GIVEN REQUEST:
Below are the records. Gather each line that holds "grid".

DATA TO USE:
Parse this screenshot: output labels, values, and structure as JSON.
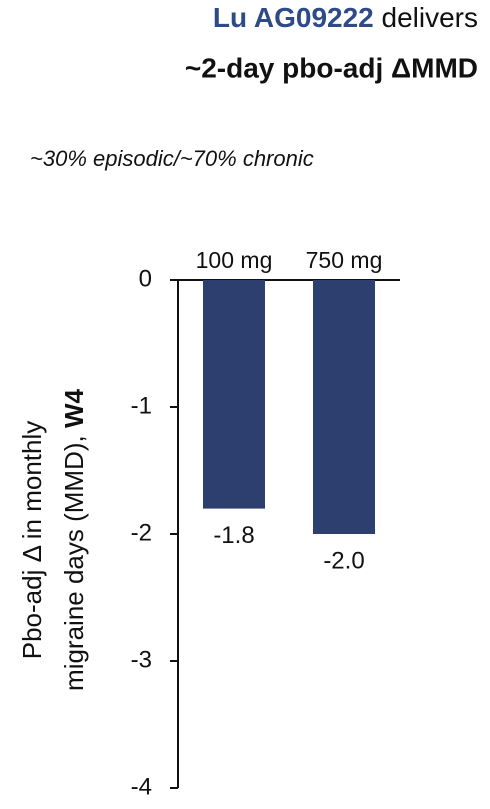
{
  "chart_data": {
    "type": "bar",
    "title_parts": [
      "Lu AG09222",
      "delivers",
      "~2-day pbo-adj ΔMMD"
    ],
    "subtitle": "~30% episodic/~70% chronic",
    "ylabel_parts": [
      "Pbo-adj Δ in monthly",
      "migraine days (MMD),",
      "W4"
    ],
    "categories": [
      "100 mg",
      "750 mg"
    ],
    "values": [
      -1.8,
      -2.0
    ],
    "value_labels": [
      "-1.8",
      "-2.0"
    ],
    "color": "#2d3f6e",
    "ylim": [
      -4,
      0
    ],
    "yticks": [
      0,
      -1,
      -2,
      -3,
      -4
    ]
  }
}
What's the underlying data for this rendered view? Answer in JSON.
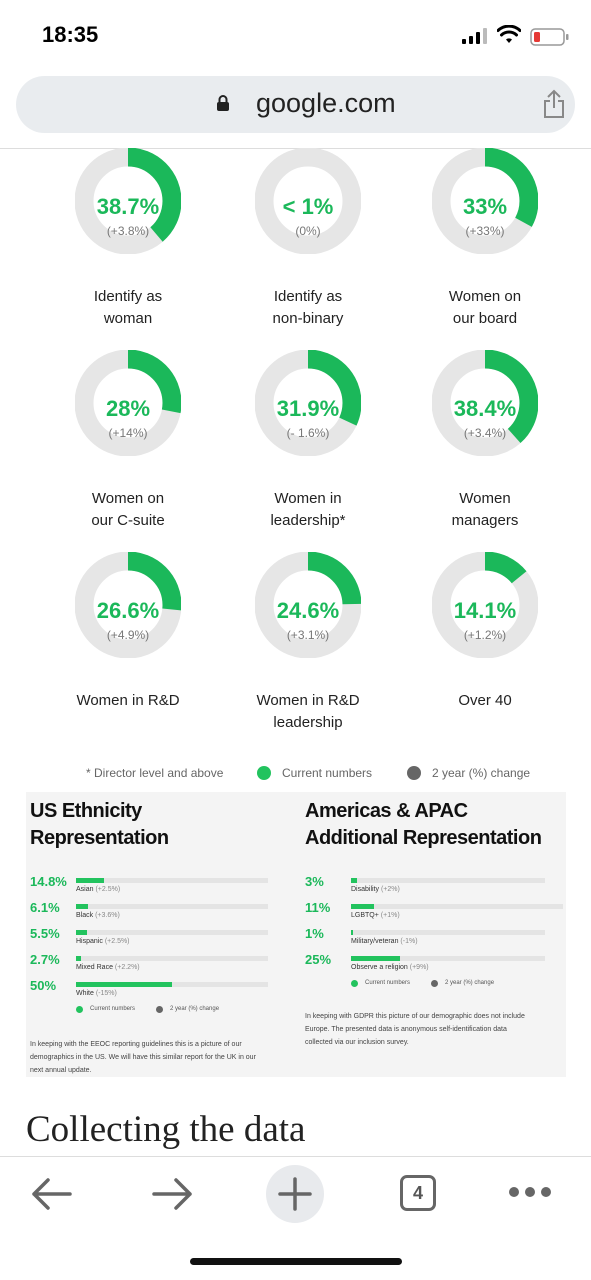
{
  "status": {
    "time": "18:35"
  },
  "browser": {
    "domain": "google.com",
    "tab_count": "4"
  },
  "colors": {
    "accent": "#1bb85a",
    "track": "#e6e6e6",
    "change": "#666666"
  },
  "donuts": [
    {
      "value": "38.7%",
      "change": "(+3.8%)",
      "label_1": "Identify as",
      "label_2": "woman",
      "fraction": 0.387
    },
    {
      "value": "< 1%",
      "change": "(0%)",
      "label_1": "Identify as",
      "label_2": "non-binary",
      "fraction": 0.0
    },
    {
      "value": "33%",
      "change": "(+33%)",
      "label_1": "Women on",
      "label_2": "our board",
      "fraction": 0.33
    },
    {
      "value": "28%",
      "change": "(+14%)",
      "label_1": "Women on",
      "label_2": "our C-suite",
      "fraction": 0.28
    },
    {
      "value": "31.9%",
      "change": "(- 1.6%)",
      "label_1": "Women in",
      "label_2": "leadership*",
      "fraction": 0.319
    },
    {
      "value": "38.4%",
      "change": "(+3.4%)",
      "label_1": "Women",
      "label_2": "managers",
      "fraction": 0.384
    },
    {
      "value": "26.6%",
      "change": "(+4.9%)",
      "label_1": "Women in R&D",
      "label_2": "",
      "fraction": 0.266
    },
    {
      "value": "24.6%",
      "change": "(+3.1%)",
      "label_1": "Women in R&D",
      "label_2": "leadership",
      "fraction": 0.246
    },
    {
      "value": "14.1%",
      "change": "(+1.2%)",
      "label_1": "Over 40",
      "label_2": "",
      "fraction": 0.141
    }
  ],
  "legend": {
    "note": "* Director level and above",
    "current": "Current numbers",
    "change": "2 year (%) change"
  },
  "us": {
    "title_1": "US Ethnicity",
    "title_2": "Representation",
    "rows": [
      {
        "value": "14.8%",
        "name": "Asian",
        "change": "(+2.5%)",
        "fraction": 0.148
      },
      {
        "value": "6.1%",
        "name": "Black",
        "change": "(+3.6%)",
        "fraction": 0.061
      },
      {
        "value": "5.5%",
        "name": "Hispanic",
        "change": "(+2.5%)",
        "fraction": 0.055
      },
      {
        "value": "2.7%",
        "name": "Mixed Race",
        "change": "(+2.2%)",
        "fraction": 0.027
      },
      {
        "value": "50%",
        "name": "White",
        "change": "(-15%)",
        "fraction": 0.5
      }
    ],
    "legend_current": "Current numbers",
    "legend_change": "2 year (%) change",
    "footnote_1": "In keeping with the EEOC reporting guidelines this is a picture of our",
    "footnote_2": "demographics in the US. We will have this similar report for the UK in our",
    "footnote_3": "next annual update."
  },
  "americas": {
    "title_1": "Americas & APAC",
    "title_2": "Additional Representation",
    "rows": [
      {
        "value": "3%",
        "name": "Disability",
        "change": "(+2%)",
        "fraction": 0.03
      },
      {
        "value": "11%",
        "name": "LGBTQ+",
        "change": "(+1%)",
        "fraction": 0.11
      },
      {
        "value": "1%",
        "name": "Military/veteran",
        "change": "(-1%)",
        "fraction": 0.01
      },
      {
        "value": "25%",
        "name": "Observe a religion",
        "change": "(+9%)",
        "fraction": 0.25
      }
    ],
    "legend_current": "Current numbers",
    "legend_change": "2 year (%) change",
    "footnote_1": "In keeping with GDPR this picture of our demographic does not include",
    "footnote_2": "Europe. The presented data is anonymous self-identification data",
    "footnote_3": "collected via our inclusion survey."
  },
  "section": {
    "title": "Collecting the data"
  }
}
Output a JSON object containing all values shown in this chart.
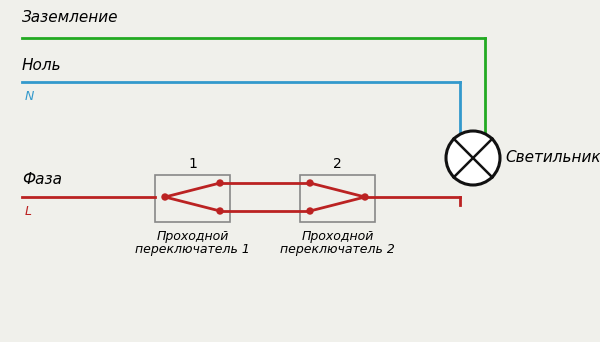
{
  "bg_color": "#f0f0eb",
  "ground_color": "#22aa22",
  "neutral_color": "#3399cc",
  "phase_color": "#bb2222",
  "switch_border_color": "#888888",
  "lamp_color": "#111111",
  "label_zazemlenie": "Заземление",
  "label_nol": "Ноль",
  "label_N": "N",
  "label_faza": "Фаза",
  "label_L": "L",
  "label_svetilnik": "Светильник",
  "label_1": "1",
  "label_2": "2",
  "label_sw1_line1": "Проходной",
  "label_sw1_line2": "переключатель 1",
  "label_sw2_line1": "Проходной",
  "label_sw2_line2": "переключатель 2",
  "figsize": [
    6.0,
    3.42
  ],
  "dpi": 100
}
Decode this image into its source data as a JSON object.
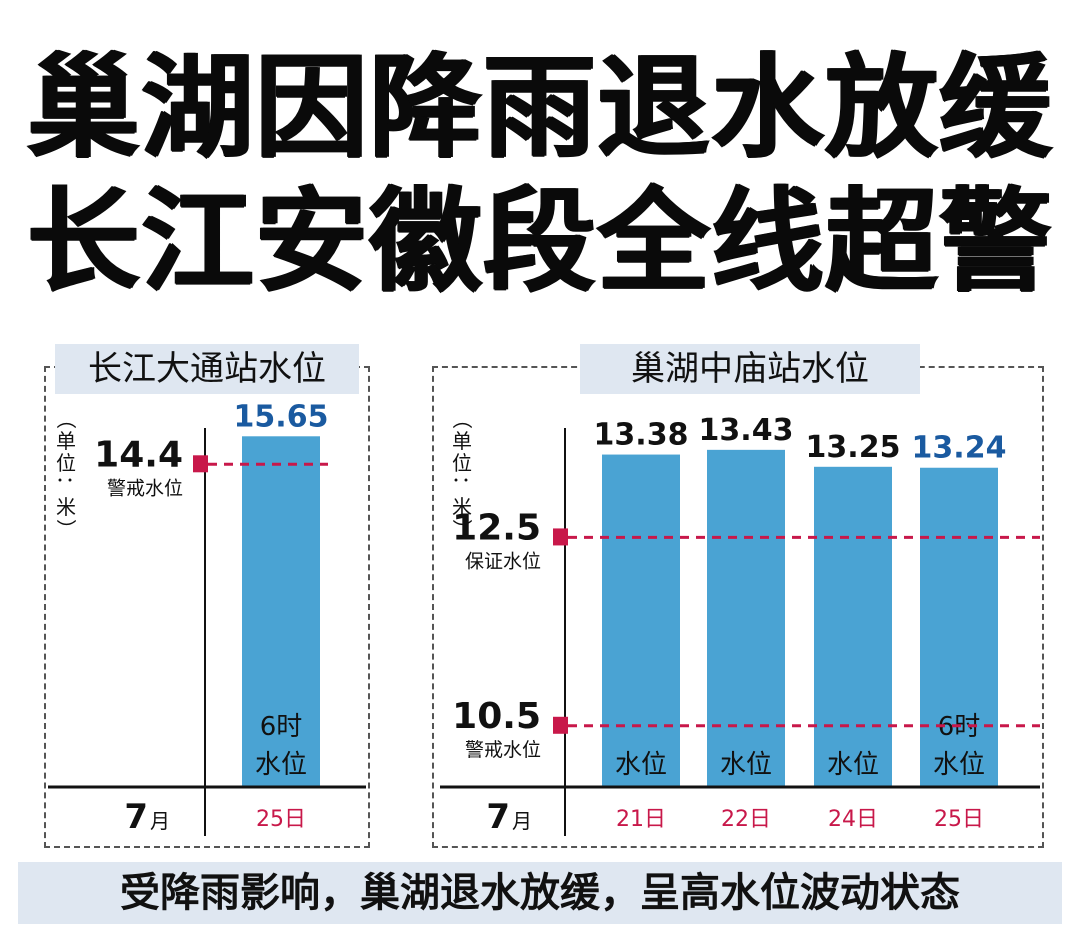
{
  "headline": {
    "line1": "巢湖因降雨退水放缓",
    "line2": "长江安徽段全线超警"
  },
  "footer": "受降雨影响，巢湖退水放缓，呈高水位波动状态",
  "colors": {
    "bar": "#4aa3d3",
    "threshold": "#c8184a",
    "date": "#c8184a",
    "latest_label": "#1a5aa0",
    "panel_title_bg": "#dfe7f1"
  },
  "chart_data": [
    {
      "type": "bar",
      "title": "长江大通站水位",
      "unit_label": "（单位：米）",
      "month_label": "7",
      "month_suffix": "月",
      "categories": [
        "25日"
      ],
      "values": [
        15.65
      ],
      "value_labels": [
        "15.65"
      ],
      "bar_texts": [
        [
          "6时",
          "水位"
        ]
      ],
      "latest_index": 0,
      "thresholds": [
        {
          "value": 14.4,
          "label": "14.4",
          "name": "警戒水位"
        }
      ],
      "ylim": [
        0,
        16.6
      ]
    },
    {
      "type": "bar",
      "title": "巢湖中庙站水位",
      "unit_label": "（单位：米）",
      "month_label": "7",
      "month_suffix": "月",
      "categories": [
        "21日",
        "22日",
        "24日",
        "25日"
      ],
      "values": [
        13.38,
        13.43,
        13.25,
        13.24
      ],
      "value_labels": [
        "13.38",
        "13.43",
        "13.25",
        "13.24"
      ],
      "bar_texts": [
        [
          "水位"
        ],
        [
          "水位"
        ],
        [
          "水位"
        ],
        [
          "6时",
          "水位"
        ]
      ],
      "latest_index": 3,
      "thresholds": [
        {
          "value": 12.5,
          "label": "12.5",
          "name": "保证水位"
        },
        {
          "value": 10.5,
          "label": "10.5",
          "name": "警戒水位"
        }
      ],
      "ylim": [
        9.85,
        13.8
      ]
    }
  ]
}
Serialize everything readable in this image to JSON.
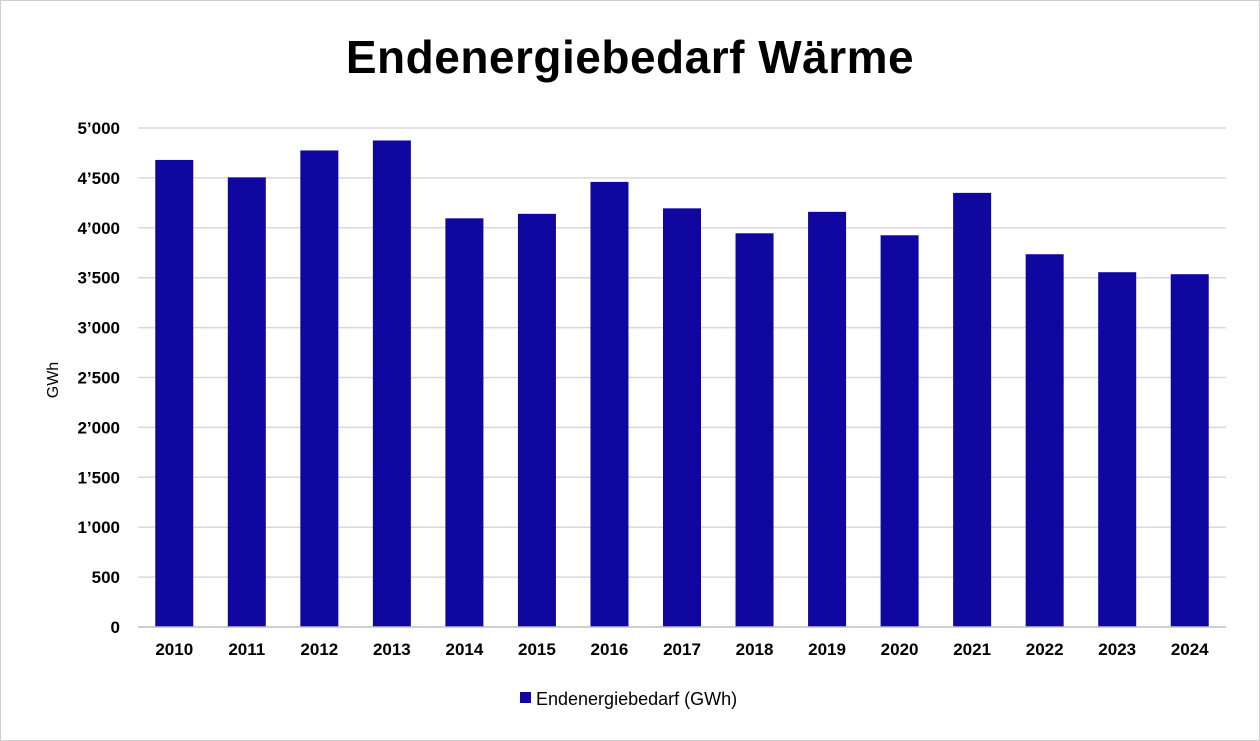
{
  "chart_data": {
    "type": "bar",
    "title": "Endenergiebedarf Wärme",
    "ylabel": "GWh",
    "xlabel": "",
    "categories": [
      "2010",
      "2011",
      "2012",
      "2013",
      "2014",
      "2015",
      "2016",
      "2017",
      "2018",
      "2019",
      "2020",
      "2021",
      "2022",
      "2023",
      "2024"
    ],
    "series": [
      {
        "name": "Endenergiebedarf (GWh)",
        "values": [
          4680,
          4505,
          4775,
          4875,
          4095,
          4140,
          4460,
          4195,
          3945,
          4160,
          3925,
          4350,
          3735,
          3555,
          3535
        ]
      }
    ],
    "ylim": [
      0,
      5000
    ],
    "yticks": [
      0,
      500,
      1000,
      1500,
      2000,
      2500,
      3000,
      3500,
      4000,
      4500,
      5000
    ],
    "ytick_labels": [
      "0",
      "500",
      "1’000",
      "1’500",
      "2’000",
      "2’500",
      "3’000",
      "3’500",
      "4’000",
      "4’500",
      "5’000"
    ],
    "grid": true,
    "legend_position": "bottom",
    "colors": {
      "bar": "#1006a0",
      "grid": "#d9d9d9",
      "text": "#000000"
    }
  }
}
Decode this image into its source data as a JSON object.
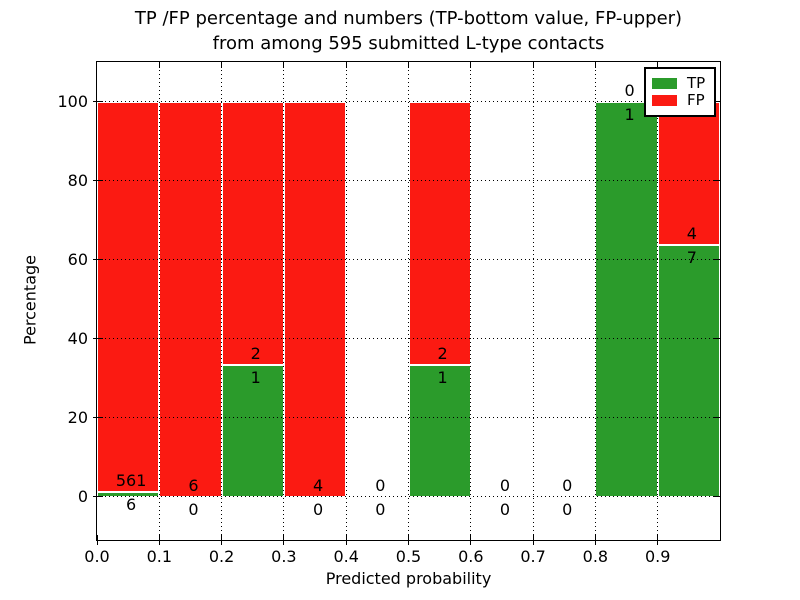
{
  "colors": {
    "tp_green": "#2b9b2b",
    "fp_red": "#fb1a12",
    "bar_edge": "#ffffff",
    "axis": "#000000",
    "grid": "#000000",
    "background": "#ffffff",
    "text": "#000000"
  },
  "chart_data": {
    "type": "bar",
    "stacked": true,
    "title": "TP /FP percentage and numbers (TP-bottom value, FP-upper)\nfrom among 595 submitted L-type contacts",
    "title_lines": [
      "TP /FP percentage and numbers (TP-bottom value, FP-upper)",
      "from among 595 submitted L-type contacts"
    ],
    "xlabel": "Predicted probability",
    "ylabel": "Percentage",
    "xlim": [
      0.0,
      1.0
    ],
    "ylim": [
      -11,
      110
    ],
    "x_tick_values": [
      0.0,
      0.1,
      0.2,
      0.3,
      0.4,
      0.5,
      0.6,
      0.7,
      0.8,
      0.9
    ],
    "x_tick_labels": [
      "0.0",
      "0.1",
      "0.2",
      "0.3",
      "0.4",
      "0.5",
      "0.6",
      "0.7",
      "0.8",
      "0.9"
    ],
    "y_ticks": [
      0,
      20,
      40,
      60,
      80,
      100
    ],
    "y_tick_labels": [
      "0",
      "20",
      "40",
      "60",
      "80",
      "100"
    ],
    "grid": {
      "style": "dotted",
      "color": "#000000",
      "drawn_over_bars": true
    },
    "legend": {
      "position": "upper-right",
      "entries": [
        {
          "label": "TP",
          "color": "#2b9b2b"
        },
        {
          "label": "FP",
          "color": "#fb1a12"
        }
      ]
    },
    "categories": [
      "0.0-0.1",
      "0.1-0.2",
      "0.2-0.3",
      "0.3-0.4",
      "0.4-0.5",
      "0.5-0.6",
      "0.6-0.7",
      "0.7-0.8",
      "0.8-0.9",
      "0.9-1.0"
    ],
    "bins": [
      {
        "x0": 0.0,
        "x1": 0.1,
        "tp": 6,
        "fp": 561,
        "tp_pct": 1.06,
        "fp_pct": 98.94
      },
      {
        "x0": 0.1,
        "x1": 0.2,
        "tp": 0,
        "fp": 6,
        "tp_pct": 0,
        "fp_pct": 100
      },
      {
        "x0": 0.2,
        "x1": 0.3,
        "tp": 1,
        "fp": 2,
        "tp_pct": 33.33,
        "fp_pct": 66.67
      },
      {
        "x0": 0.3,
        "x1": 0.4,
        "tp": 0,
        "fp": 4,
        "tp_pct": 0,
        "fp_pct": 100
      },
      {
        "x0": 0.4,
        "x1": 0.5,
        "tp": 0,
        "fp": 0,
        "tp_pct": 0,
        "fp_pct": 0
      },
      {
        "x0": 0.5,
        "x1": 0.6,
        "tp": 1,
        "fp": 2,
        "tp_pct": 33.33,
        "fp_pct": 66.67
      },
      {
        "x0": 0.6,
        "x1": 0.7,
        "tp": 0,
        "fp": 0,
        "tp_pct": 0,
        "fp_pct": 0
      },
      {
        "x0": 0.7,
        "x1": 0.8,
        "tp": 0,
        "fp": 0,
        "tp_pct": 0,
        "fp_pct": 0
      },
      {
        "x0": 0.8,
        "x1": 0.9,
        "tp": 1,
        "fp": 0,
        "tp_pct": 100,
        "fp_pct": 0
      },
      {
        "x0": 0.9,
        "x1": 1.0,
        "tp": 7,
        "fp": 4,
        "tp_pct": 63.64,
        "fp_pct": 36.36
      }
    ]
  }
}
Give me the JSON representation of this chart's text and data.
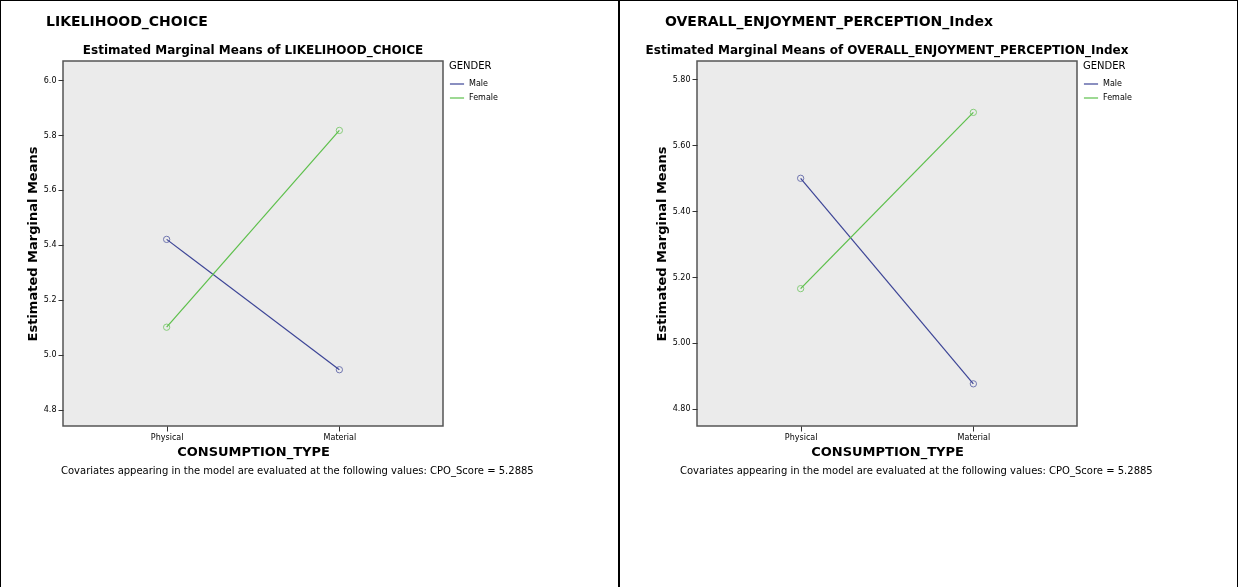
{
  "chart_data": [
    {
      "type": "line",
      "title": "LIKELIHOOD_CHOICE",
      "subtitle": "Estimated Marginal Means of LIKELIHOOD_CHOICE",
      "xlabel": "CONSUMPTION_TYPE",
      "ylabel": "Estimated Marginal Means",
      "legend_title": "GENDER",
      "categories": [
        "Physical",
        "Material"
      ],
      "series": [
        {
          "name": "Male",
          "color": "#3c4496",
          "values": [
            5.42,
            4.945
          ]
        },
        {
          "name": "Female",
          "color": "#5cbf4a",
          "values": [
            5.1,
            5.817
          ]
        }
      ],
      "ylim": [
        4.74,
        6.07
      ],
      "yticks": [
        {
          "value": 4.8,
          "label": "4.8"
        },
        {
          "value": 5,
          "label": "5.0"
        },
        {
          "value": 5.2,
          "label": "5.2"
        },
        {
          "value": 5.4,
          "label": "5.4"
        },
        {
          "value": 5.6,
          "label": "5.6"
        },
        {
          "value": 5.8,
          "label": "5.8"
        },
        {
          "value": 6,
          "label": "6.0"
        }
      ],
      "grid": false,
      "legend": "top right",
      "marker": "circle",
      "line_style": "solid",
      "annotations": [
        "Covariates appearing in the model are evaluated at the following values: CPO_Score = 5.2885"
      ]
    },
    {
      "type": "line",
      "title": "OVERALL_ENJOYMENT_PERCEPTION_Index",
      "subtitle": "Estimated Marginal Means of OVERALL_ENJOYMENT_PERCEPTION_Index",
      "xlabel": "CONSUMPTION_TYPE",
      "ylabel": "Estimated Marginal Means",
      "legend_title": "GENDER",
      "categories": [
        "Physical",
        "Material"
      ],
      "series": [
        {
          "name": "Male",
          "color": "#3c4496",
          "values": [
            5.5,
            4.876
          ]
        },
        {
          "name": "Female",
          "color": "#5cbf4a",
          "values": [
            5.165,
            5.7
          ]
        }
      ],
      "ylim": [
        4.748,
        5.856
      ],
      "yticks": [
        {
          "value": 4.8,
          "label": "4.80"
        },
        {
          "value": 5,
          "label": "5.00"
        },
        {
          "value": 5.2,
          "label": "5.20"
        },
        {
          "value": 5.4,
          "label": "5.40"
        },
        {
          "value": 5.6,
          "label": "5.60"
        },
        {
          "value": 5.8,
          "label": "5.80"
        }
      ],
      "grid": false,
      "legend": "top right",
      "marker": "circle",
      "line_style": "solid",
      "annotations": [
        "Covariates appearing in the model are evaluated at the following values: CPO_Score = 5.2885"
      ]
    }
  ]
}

WRITTEN RESPONSE:
    "grid": true,
      "grid": "#d9d9d9",
    "grid": "#000000",
    "grid": {
      "grid": false,
      "grid": false,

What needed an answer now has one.